== TASK DIRECTIONS ==
Your task is to copy the listing exactly, with the pictures left out.

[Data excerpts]

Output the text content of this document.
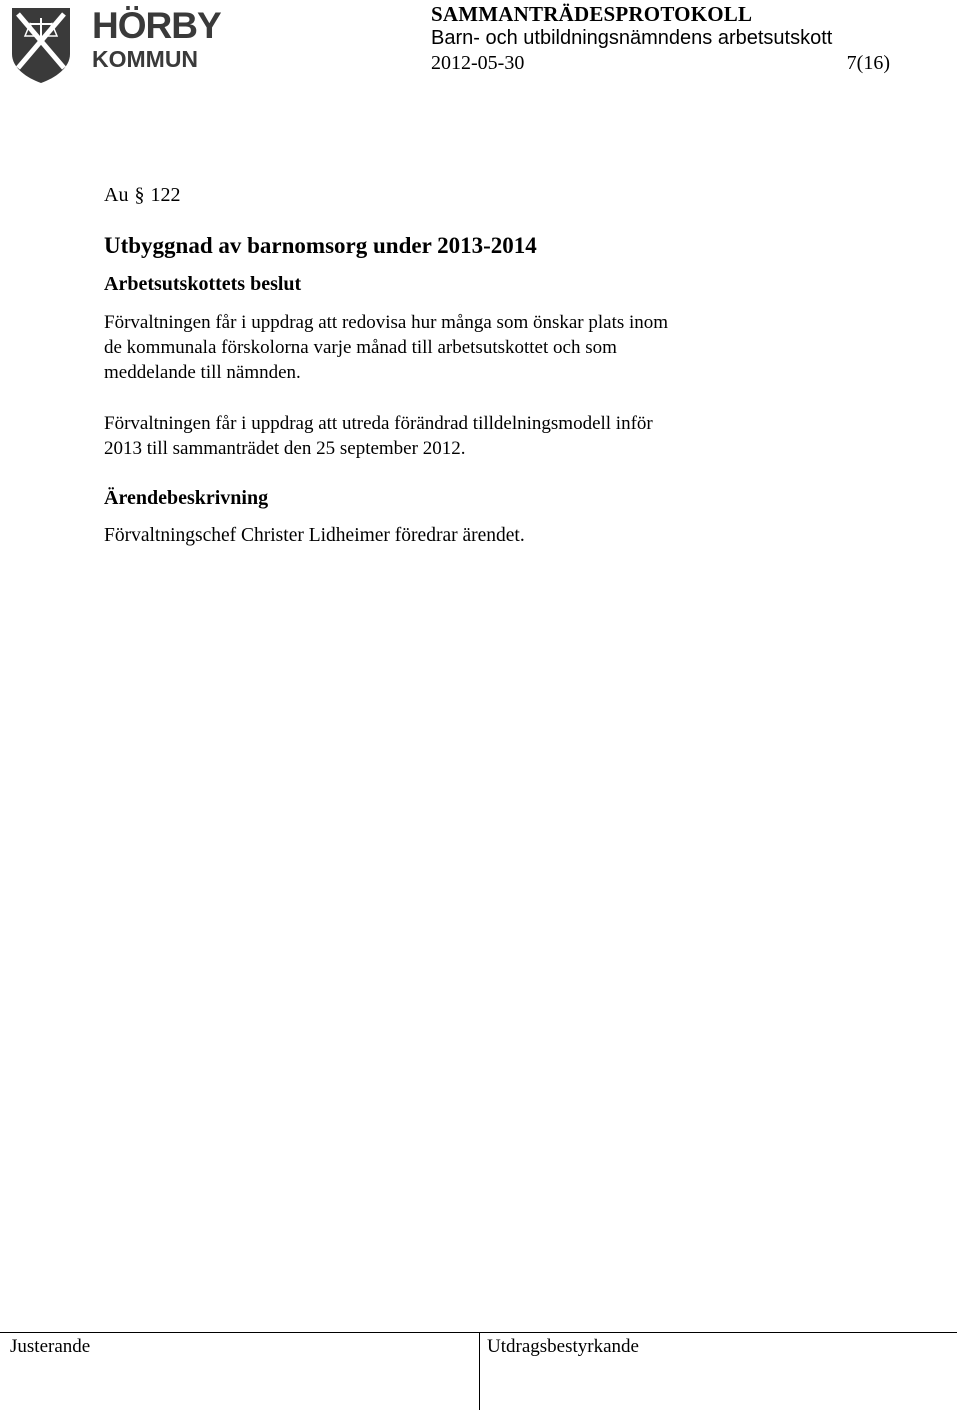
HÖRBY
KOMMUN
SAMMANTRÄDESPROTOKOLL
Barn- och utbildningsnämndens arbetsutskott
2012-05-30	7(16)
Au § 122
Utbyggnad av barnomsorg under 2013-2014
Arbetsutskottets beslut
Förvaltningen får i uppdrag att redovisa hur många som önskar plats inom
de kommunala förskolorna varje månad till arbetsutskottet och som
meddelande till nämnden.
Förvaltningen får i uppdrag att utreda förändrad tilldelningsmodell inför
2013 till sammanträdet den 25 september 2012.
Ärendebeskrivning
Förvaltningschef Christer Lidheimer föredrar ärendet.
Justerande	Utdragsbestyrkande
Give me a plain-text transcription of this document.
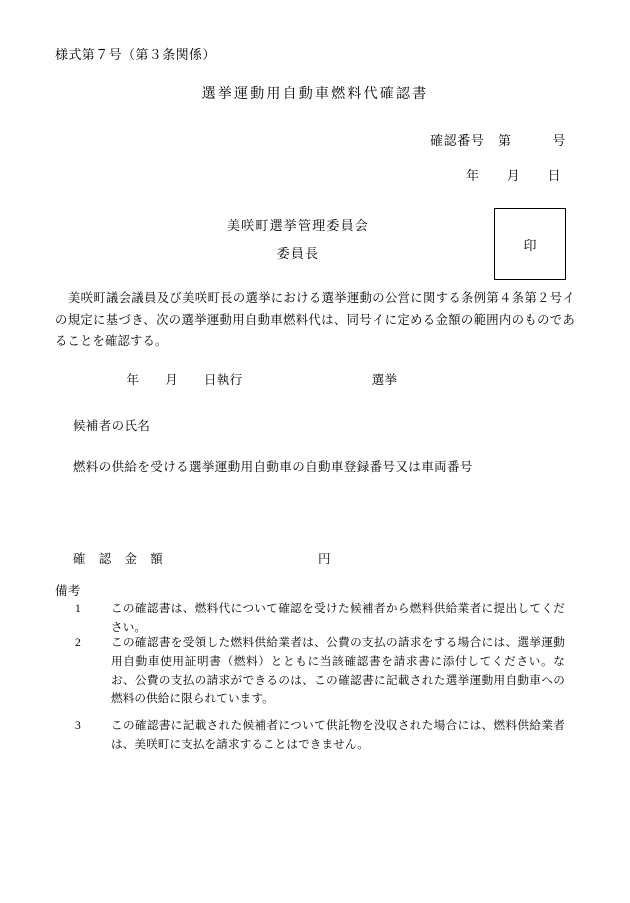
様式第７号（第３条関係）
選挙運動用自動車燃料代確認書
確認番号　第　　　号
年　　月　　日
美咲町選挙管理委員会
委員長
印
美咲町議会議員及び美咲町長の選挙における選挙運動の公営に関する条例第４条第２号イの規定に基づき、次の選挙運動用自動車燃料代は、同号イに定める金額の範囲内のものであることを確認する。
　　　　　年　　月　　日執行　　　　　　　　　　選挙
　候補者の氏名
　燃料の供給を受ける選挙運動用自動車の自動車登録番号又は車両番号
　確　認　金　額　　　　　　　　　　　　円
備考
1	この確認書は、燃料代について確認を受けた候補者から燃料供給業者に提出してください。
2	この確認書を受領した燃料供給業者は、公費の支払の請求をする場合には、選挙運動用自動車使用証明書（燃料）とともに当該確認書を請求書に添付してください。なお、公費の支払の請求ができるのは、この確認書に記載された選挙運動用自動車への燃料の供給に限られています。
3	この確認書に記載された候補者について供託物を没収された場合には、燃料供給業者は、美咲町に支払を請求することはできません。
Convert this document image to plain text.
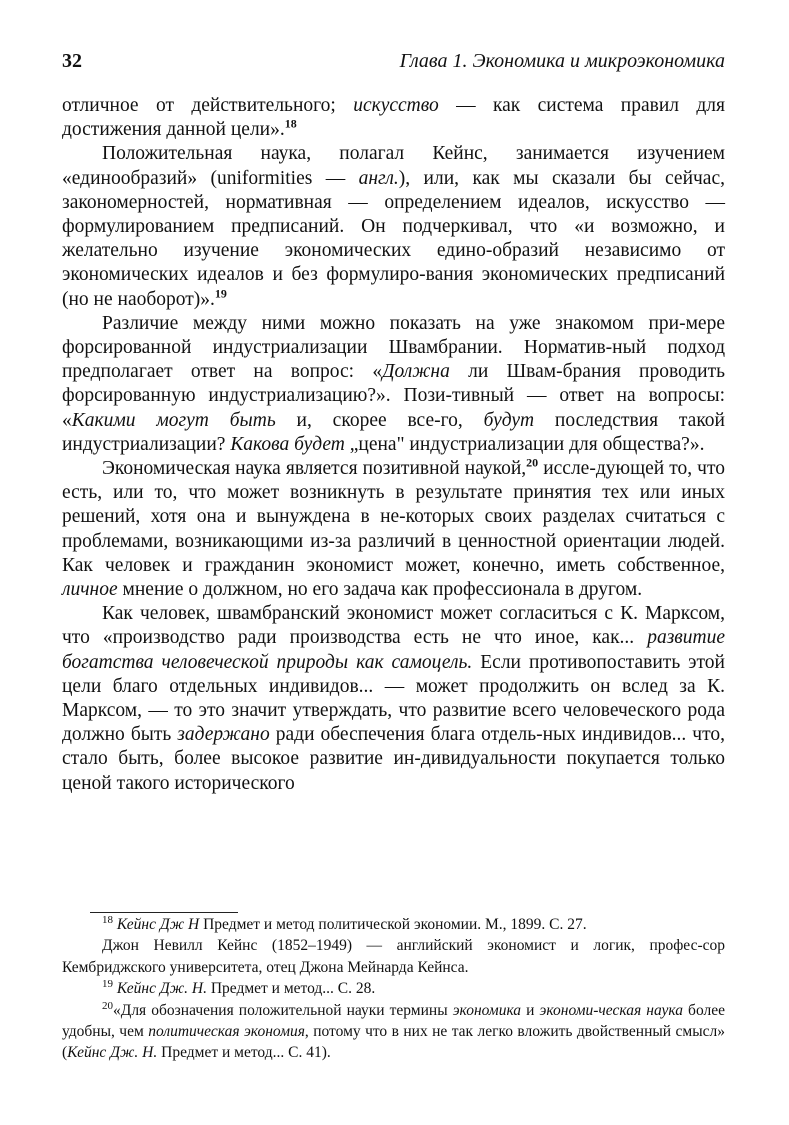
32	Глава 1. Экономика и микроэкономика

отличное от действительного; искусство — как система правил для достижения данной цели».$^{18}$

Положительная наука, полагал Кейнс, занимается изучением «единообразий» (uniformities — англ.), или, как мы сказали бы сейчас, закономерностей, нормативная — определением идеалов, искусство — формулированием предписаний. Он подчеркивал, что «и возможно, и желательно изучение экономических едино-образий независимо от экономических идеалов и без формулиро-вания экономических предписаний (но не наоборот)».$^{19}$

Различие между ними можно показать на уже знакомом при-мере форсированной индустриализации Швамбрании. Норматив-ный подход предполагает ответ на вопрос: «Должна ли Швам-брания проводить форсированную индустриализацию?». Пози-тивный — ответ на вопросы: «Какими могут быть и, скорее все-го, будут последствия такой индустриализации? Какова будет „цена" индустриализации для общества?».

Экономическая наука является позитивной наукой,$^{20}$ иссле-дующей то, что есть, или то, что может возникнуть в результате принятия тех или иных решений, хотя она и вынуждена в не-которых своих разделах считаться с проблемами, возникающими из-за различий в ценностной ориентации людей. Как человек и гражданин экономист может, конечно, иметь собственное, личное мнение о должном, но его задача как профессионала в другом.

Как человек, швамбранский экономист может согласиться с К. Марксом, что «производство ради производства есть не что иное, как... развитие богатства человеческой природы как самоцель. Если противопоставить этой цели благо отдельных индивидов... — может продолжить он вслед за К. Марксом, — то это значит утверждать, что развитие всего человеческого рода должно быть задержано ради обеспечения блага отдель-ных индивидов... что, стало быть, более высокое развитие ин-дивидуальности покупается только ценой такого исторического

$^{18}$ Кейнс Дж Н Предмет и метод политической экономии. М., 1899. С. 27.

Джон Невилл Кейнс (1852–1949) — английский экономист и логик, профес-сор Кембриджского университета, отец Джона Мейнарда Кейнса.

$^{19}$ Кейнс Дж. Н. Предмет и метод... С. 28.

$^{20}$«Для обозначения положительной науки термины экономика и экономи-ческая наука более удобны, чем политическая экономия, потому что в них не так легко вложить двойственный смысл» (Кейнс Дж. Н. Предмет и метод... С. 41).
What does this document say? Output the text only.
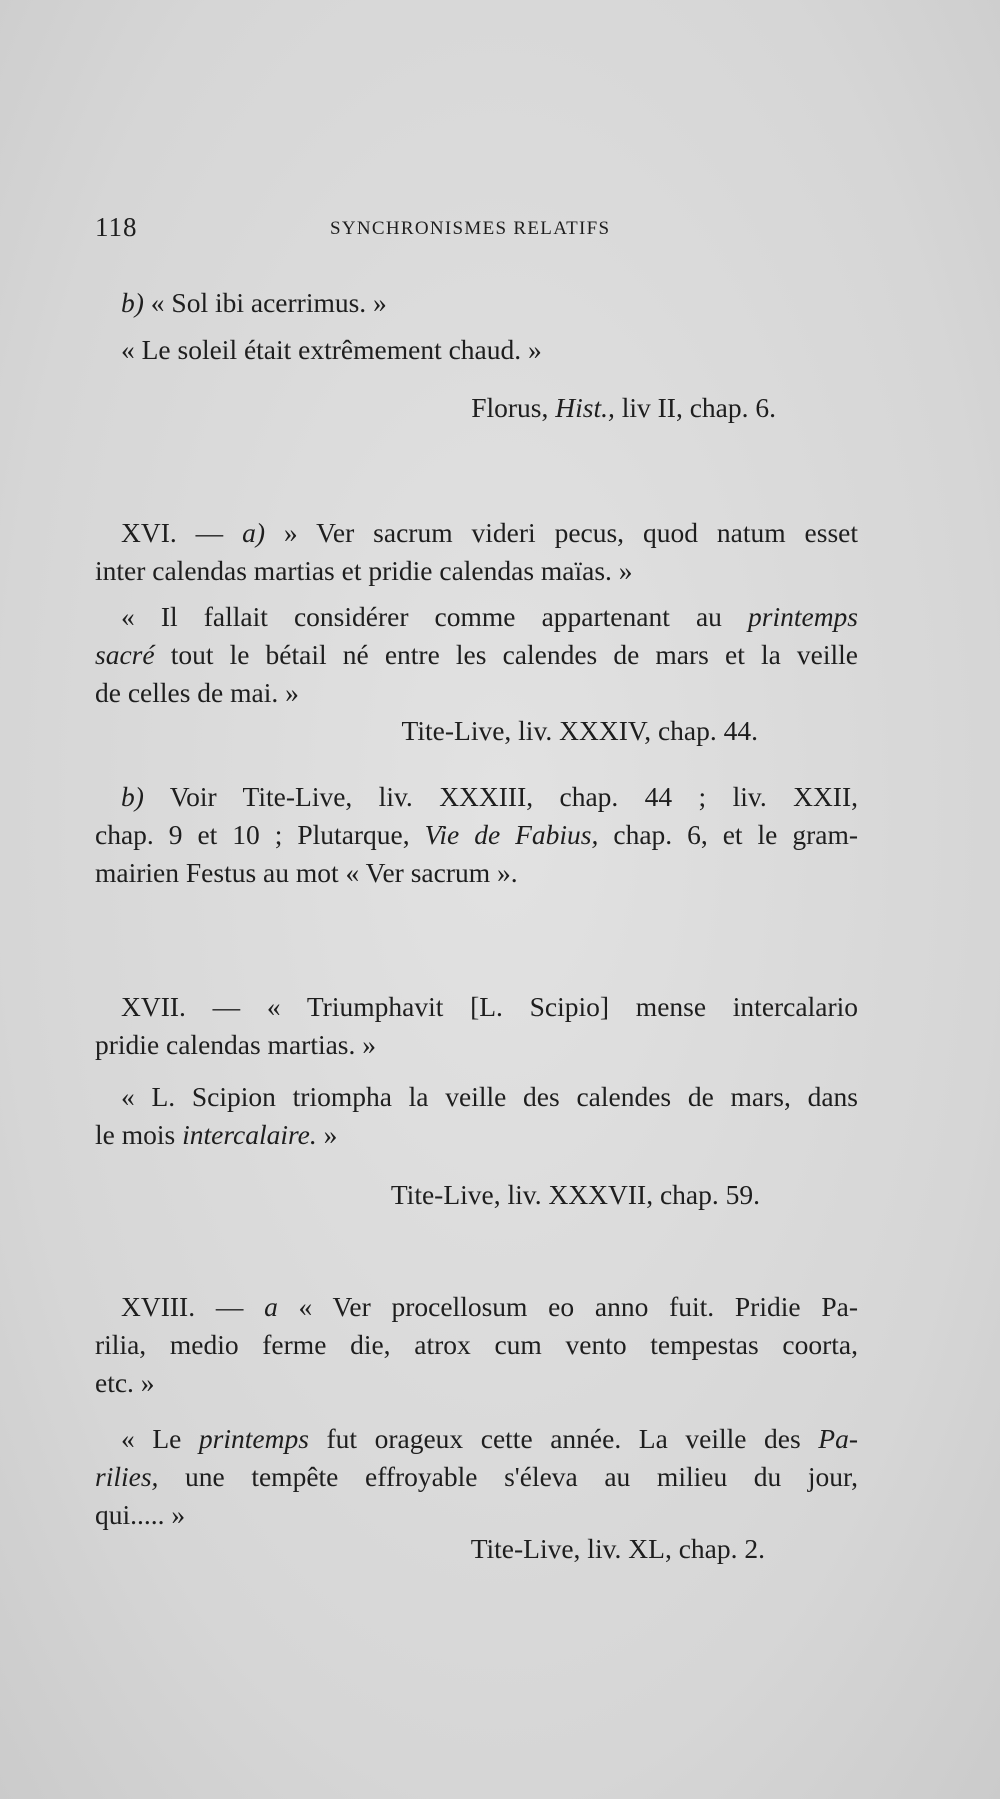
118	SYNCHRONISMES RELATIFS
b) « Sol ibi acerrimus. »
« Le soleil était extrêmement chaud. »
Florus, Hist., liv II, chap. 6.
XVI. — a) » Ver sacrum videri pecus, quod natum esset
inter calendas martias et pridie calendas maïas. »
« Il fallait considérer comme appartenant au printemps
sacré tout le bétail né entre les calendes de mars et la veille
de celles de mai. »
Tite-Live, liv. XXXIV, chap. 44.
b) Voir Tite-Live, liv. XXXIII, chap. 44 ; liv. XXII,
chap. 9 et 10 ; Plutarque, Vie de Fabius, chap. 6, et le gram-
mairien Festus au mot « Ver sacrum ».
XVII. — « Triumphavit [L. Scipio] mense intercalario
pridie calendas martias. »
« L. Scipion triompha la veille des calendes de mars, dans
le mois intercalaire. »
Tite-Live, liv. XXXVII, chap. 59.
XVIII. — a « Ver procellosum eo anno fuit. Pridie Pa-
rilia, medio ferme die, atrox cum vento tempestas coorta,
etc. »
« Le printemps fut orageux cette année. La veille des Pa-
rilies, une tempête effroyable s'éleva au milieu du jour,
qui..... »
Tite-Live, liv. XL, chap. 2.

== IN RESPONSE ==
Output the text content of this document.
HÖRBY
KOMMUN
SAMMANTRÄDESPROTOKOLL
Barn- och utbildningsnämndens arbetsutskott
2012-05-30	7(16)
Au § 122
Utbyggnad av barnomsorg under 2013-2014
Arbetsutskottets beslut
Förvaltningen får i uppdrag att redovisa hur många som önskar plats inom
de kommunala förskolorna varje månad till arbetsutskottet och som
meddelande till nämnden.
Förvaltningen får i uppdrag att utreda förändrad tilldelningsmodell inför
2013 till sammanträdet den 25 september 2012.
Ärendebeskrivning
Förvaltningschef Christer Lidheimer föredrar ärendet.
Justerande	Utdragsbestyrkande
Give me a plain-text transcription of this document.
様式第７号（第３条関係）
選挙運動用自動車燃料代確認書
確認番号　第　　　号
年　　月　　日
美咲町選挙管理委員会
委員長
印
美咲町議会議員及び美咲町長の選挙における選挙運動の公営に関する条例第４条第２号イの規定に基づき、次の選挙運動用自動車燃料代は、同号イに定める金額の範囲内のものであることを確認する。
　　　　　年　　月　　日執行　　　　　　　　　　選挙
　候補者の氏名
　燃料の供給を受ける選挙運動用自動車の自動車登録番号又は車両番号
　確　認　金　額　　　　　　　　　　　　円
備考
1	この確認書は、燃料代について確認を受けた候補者から燃料供給業者に提出してください。
2	この確認書を受領した燃料供給業者は、公費の支払の請求をする場合には、選挙運動用自動車使用証明書（燃料）とともに当該確認書を請求書に添付してください。なお、公費の支払の請求ができるのは、この確認書に記載された選挙運動用自動車への燃料の供給に限られています。
3	この確認書に記載された候補者について供託物を没収された場合には、燃料供給業者は、美咲町に支払を請求することはできません。
Convert this document image to plain text.
32	Глава 1. Экономика и микроэкономика

отличное от действительного; искусство — как система правил для достижения данной цели».$^{18}$

Положительная наука, полагал Кейнс, занимается изучением «единообразий» (uniformities — англ.), или, как мы сказали бы сейчас, закономерностей, нормативная — определением идеалов, искусство — формулированием предписаний. Он подчеркивал, что «и возможно, и желательно изучение экономических едино-образий независимо от экономических идеалов и без формулиро-вания экономических предписаний (но не наоборот)».$^{19}$

Различие между ними можно показать на уже знакомом при-мере форсированной индустриализации Швамбрании. Норматив-ный подход предполагает ответ на вопрос: «Должна ли Швам-брания проводить форсированную индустриализацию?». Пози-тивный — ответ на вопросы: «Какими могут быть и, скорее все-го, будут последствия такой индустриализации? Какова будет „цена" индустриализации для общества?».

Экономическая наука является позитивной наукой,$^{20}$ иссле-дующей то, что есть, или то, что может возникнуть в результате принятия тех или иных решений, хотя она и вынуждена в не-которых своих разделах считаться с проблемами, возникающими из-за различий в ценностной ориентации людей. Как человек и гражданин экономист может, конечно, иметь собственное, личное мнение о должном, но его задача как профессионала в другом.

Как человек, швамбранский экономист может согласиться с К. Марксом, что «производство ради производства есть не что иное, как... развитие богатства человеческой природы как самоцель. Если противопоставить этой цели благо отдельных индивидов... — может продолжить он вслед за К. Марксом, — то это значит утверждать, что развитие всего человеческого рода должно быть задержано ради обеспечения блага отдель-ных индивидов... что, стало быть, более высокое развитие ин-дивидуальности покупается только ценой такого исторического

$^{18}$ Кейнс Дж Н Предмет и метод политической экономии. М., 1899. С. 27.

Джон Невилл Кейнс (1852–1949) — английский экономист и логик, профес-сор Кембриджского университета, отец Джона Мейнарда Кейнса.

$^{19}$ Кейнс Дж. Н. Предмет и метод... С. 28.

$^{20}$«Для обозначения положительной науки термины экономика и экономи-ческая наука более удобны, чем политическая экономия, потому что в них не так легко вложить двойственный смысл» (Кейнс Дж. Н. Предмет и метод... С. 41).
What does this document say? Output the text only.
118	SYNCHRONISMES RELATIFS
b) « Sol ibi acerrimus. »
« Le soleil était extrêmement chaud. »
Florus, Hist., liv II, chap. 6.
XVI. — a) » Ver sacrum videri pecus, quod natum esset
inter calendas martias et pridie calendas maïas. »
« Il fallait considérer comme appartenant au printemps
sacré tout le bétail né entre les calendes de mars et la veille
de celles de mai. »
Tite-Live, liv. XXXIV, chap. 44.
b) Voir Tite-Live, liv. XXXIII, chap. 44 ; liv. XXII,
chap. 9 et 10 ; Plutarque, Vie de Fabius, chap. 6, et le gram-
mairien Festus au mot « Ver sacrum ».
XVII. — « Triumphavit [L. Scipio] mense intercalario
pridie calendas martias. »
« L. Scipion triompha la veille des calendes de mars, dans
le mois intercalaire. »
Tite-Live, liv. XXXVII, chap. 59.
XVIII. — a « Ver procellosum eo anno fuit. Pridie Pa-
rilia, medio ferme die, atrox cum vento tempestas coorta,
etc. »
« Le printemps fut orageux cette année. La veille des Pa-
rilies, une tempête effroyable s'éleva au milieu du jour,
qui..... »
Tite-Live, liv. XL, chap. 2.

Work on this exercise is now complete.